↓↓↓

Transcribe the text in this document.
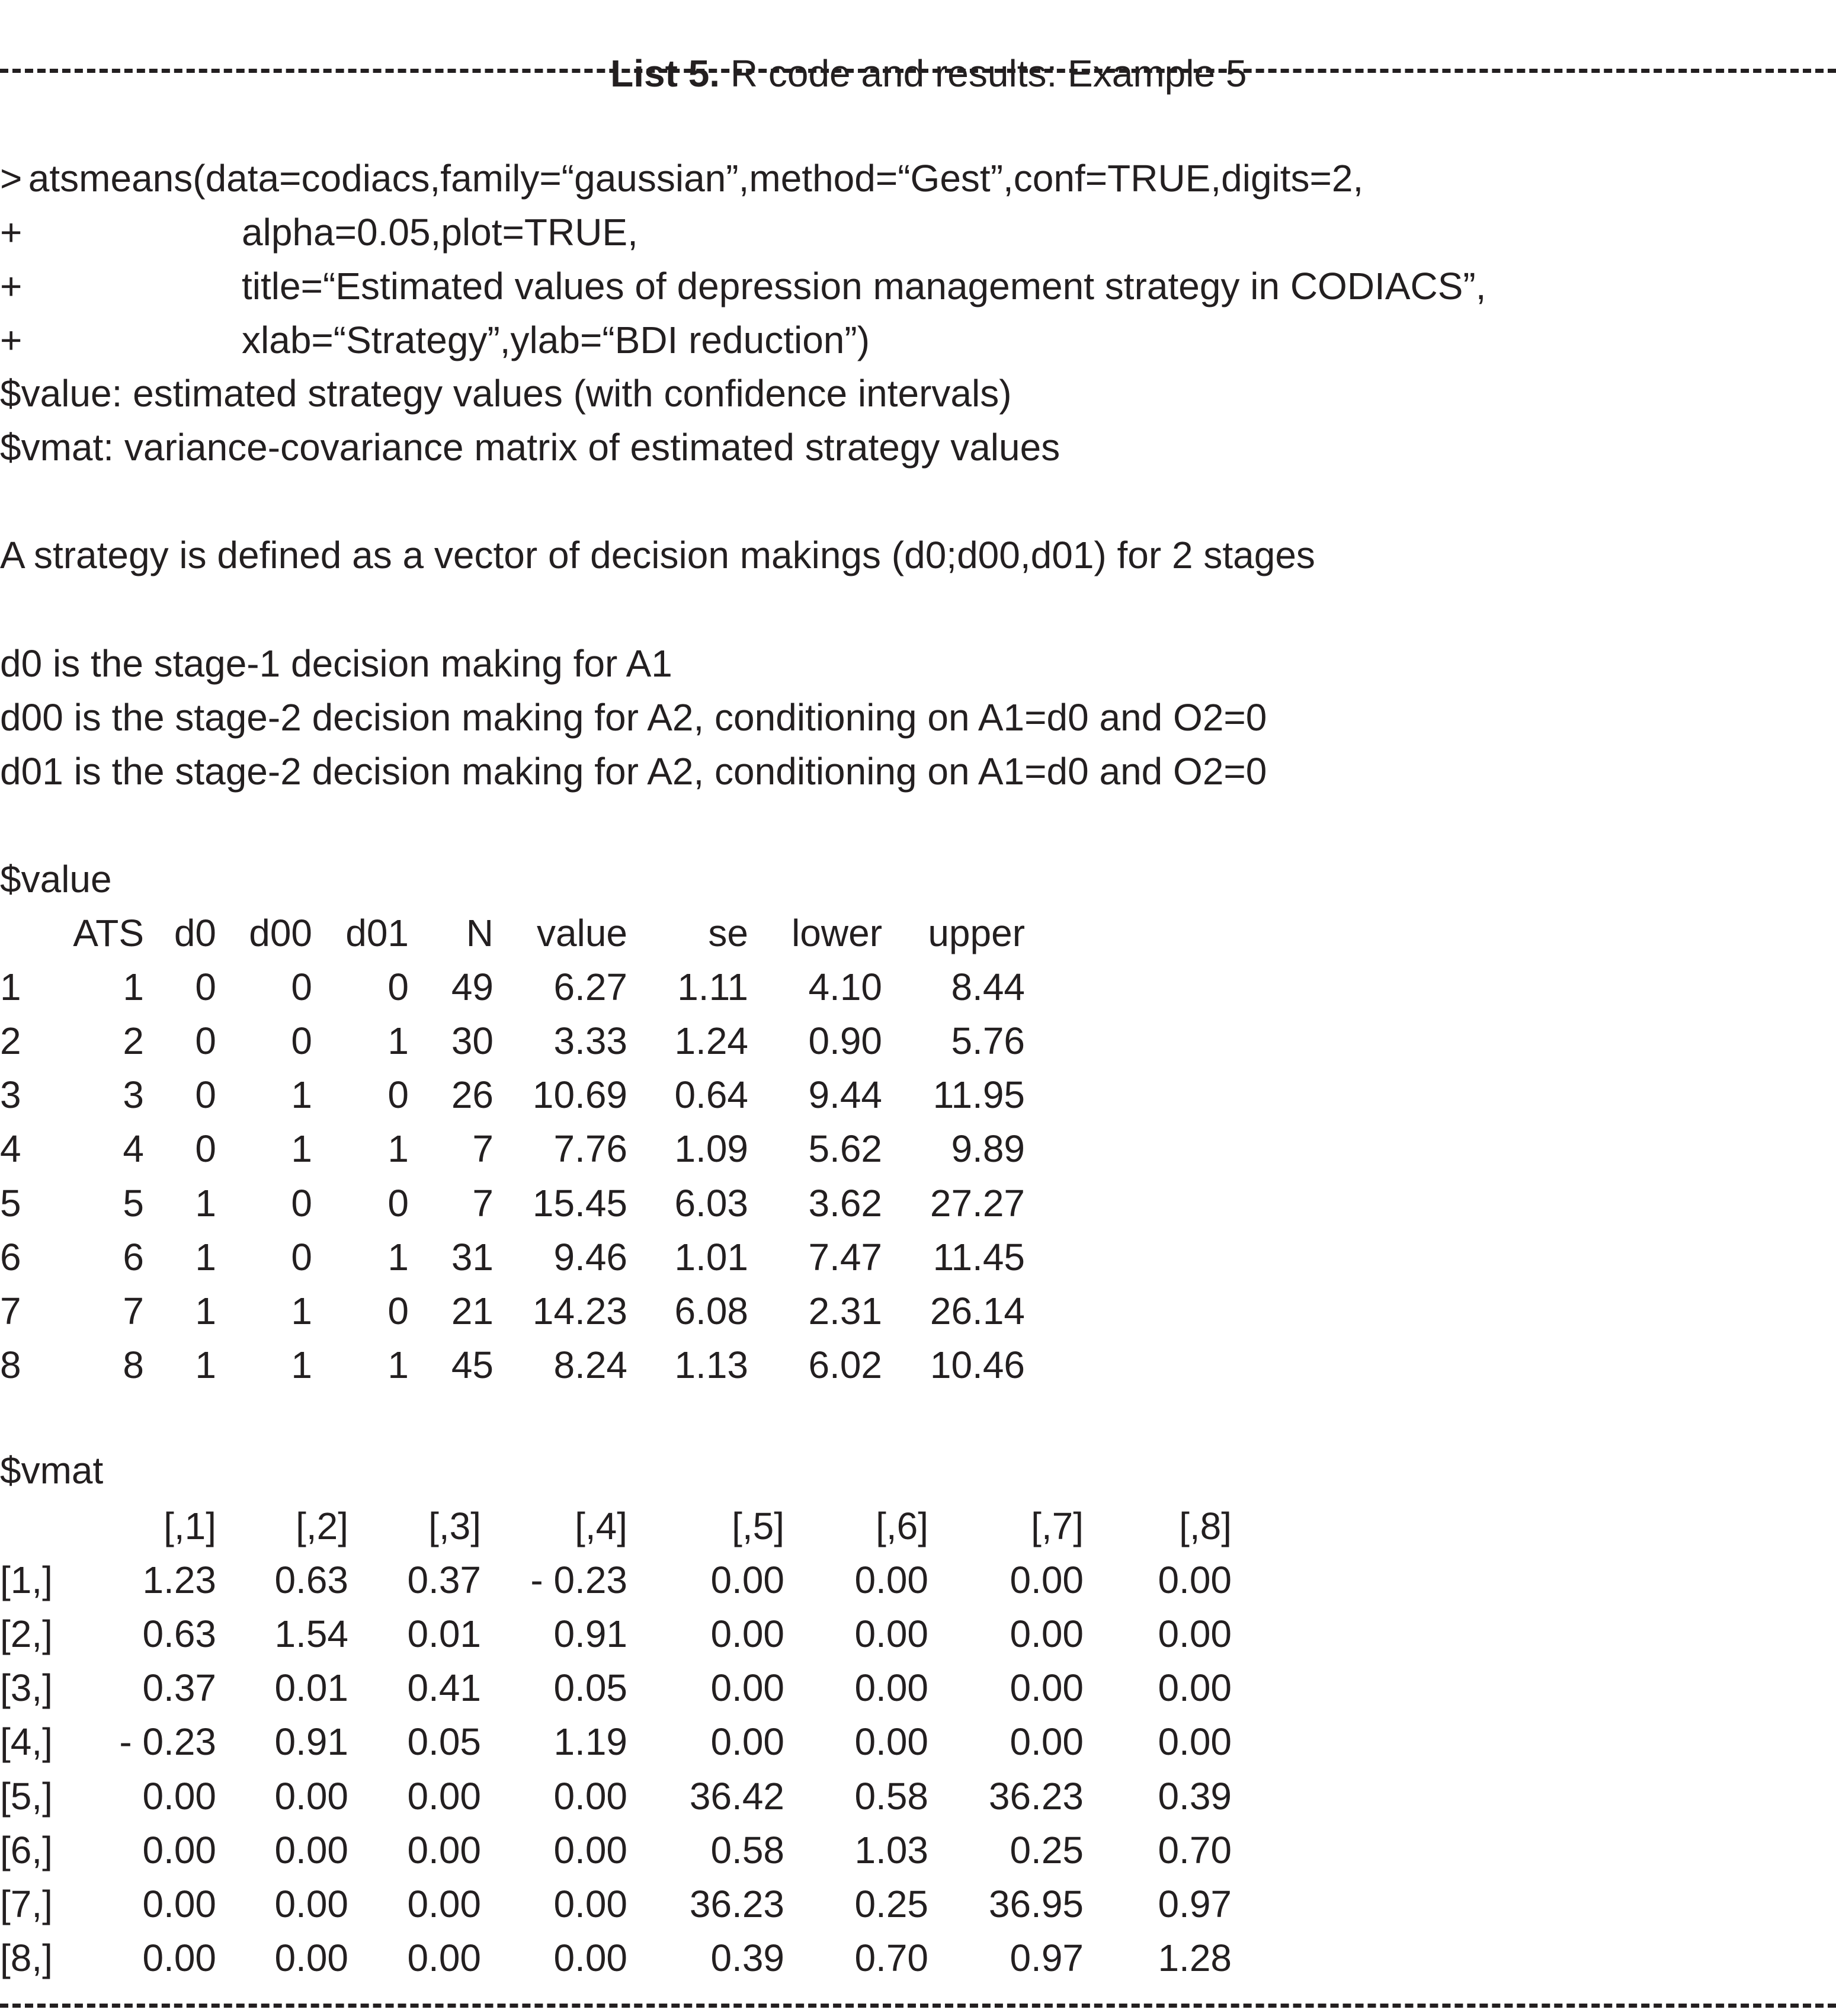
List 5. R code and results: Example 5

>
atsmeans(data=codiacs,family=“gaussian”,method=“Gest”,conf=TRUE,digits=2,

+	alpha=0.05,plot=TRUE,

+	title=“Estimated values of depression management strategy in CODIACS”,

+	xlab=“Strategy”,ylab=“BDI reduction”)

$value: estimated strategy values (with confidence intervals)
$vmat: variance-covariance matrix of estimated strategy values
A strategy is defined as a vector of decision makings (d0;d00,d01) for 2 stages
d0 is the stage-1 decision making for A1
d00 is the stage-2 decision making for A2, conditioning on A1=d0 and O2=0
d01 is the stage-2 decision making for A2, conditioning on A1=d0 and O2=0
$value
ATS d0 d00 d01 N value se lower upper
1	1 0 0 0 49 6.27 1.11 4.10 8.44
2	2 0 0 1 30 3.33 1.24 0.90 5.76
3	3 0 1 0 26 10.69 0.64 9.44 11.95
4	4 0 1 1 7 7.76 1.09 5.62 9.89
5	5 1 0 0 7 15.45 6.03 3.62 27.27
6	6 1 0 1 31 9.46 1.01 7.47 11.45
7	7 1 1 0 21 14.23 6.08 2.31 26.14
8	8 1 1 1 45 8.24 1.13 6.02 10.46
$vmat
[,1] [,2] [,3] [,4]	[,5] [,6]	[,7]	[,8]
[1,] 1.23 0.63 0.37 - 0.23 0.00 0.00 0.00 0.00
[2,] 0.63 1.54 0.01 0.91 0.00 0.00 0.00 0.00
[3,] 0.37 0.01 0.41 0.05 0.00 0.00 0.00 0.00
[4,] - 0.23 0.91 0.05 1.19 0.00 0.00 0.00 0.00
[5,] 0.00 0.00 0.00 0.00 36.42 0.58 36.23 0.39
[6,] 0.00 0.00 0.00 0.00 0.58 1.03 0.25 0.70
[7,] 0.00 0.00 0.00 0.00 36.23 0.25 36.95 0.97
[8,] 0.00 0.00 0.00 0.00 0.39 0.70 0.97 1.28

↑↑↑

* [WRITTEN PROBLEM] What comes back should match the records exactly, minus any pictures.

* [RESPONSE TO THIS EXERCISE]
Transcribe the text in this document.
List 5. R code and results: Example 5

>
atsmeans(data=codiacs,family=“gaussian”,method=“Gest”,conf=TRUE,digits=2,

+	alpha=0.05,plot=TRUE,

+	title=“Estimated values of depression management strategy in CODIACS”,

+	xlab=“Strategy”,ylab=“BDI reduction”)

$value: estimated strategy values (with confidence intervals)
$vmat: variance-covariance matrix of estimated strategy values
A strategy is defined as a vector of decision makings (d0;d00,d01) for 2 stages
d0 is the stage-1 decision making for A1
d00 is the stage-2 decision making for A2, conditioning on A1=d0 and O2=0
d01 is the stage-2 decision making for A2, conditioning on A1=d0 and O2=0
$value
ATS d0 d00 d01 N value se lower upper
1	1 0 0 0 49 6.27 1.11 4.10 8.44
2	2 0 0 1 30 3.33 1.24 0.90 5.76
3	3 0 1 0 26 10.69 0.64 9.44 11.95
4	4 0 1 1 7 7.76 1.09 5.62 9.89
5	5 1 0 0 7 15.45 6.03 3.62 27.27
6	6 1 0 1 31 9.46 1.01 7.47 11.45
7	7 1 1 0 21 14.23 6.08 2.31 26.14
8	8 1 1 1 45 8.24 1.13 6.02 10.46
$vmat
[,1] [,2] [,3] [,4]	[,5] [,6]	[,7]	[,8]
[1,] 1.23 0.63 0.37 - 0.23 0.00 0.00 0.00 0.00
[2,] 0.63 1.54 0.01 0.91 0.00 0.00 0.00 0.00
[3,] 0.37 0.01 0.41 0.05 0.00 0.00 0.00 0.00
[4,] - 0.23 0.91 0.05 1.19 0.00 0.00 0.00 0.00
[5,] 0.00 0.00 0.00 0.00 36.42 0.58 36.23 0.39
[6,] 0.00 0.00 0.00 0.00 0.58 1.03 0.25 0.70
[7,] 0.00 0.00 0.00 0.00 36.23 0.25 36.95 0.97
[8,] 0.00 0.00 0.00 0.00 0.39 0.70 0.97 1.28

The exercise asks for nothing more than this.